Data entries
----------------
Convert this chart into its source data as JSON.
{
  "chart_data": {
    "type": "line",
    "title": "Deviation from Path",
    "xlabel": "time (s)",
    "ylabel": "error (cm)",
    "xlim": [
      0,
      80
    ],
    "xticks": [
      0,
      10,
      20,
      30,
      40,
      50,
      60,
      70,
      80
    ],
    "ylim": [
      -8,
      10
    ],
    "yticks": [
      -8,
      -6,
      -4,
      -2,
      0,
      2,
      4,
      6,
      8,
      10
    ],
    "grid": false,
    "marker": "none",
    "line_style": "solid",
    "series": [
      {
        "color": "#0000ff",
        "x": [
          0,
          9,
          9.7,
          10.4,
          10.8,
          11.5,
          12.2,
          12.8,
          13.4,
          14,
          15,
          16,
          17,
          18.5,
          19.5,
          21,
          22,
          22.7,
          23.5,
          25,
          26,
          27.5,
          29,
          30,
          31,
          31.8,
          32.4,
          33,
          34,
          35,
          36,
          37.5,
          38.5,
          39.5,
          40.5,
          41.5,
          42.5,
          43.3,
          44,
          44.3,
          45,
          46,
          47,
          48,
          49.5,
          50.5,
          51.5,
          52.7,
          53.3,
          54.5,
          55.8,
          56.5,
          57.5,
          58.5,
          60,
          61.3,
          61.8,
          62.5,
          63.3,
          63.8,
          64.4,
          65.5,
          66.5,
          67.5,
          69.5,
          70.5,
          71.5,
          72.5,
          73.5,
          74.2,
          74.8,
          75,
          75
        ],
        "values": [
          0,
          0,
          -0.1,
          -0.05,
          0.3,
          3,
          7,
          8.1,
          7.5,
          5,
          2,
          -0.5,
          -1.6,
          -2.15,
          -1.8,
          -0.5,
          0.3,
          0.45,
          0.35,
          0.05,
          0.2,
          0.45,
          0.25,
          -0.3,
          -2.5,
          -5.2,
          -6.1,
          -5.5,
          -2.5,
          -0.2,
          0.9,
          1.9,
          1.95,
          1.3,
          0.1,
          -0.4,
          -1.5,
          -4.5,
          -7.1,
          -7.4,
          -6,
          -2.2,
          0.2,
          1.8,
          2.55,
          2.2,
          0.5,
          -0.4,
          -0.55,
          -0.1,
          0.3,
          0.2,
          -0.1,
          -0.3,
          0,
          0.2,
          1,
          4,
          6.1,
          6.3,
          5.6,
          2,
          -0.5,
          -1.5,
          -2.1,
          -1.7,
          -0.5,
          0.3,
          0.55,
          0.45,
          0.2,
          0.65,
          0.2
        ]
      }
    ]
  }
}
----------------
## [What is expected]
Above are the records; retype every one exactly.

## [Problem solution]
Convert this chart into its source data as JSON.
{
  "chart_data": {
    "type": "line",
    "title": "Deviation from Path",
    "xlabel": "time (s)",
    "ylabel": "error (cm)",
    "xlim": [
      0,
      80
    ],
    "xticks": [
      0,
      10,
      20,
      30,
      40,
      50,
      60,
      70,
      80
    ],
    "ylim": [
      -8,
      10
    ],
    "yticks": [
      -8,
      -6,
      -4,
      -2,
      0,
      2,
      4,
      6,
      8,
      10
    ],
    "grid": false,
    "marker": "none",
    "line_style": "solid",
    "series": [
      {
        "color": "#0000ff",
        "x": [
          0,
          9,
          9.7,
          10.4,
          10.8,
          11.5,
          12.2,
          12.8,
          13.4,
          14,
          15,
          16,
          17,
          18.5,
          19.5,
          21,
          22,
          22.7,
          23.5,
          25,
          26,
          27.5,
          29,
          30,
          31,
          31.8,
          32.4,
          33,
          34,
          35,
          36,
          37.5,
          38.5,
          39.5,
          40.5,
          41.5,
          42.5,
          43.3,
          44,
          44.3,
          45,
          46,
          47,
          48,
          49.5,
          50.5,
          51.5,
          52.7,
          53.3,
          54.5,
          55.8,
          56.5,
          57.5,
          58.5,
          60,
          61.3,
          61.8,
          62.5,
          63.3,
          63.8,
          64.4,
          65.5,
          66.5,
          67.5,
          69.5,
          70.5,
          71.5,
          72.5,
          73.5,
          74.2,
          74.8,
          75,
          75
        ],
        "values": [
          0,
          0,
          -0.1,
          -0.05,
          0.3,
          3,
          7,
          8.1,
          7.5,
          5,
          2,
          -0.5,
          -1.6,
          -2.15,
          -1.8,
          -0.5,
          0.3,
          0.45,
          0.35,
          0.05,
          0.2,
          0.45,
          0.25,
          -0.3,
          -2.5,
          -5.2,
          -6.1,
          -5.5,
          -2.5,
          -0.2,
          0.9,
          1.9,
          1.95,
          1.3,
          0.1,
          -0.4,
          -1.5,
          -4.5,
          -7.1,
          -7.4,
          -6,
          -2.2,
          0.2,
          1.8,
          2.55,
          2.2,
          0.5,
          -0.4,
          -0.55,
          -0.1,
          0.3,
          0.2,
          -0.1,
          -0.3,
          0,
          0.2,
          1,
          4,
          6.1,
          6.3,
          5.6,
          2,
          -0.5,
          -1.5,
          -2.1,
          -1.7,
          -0.5,
          0.3,
          0.55,
          0.45,
          0.2,
          0.65,
          0.2
        ]
      }
    ]
  }
}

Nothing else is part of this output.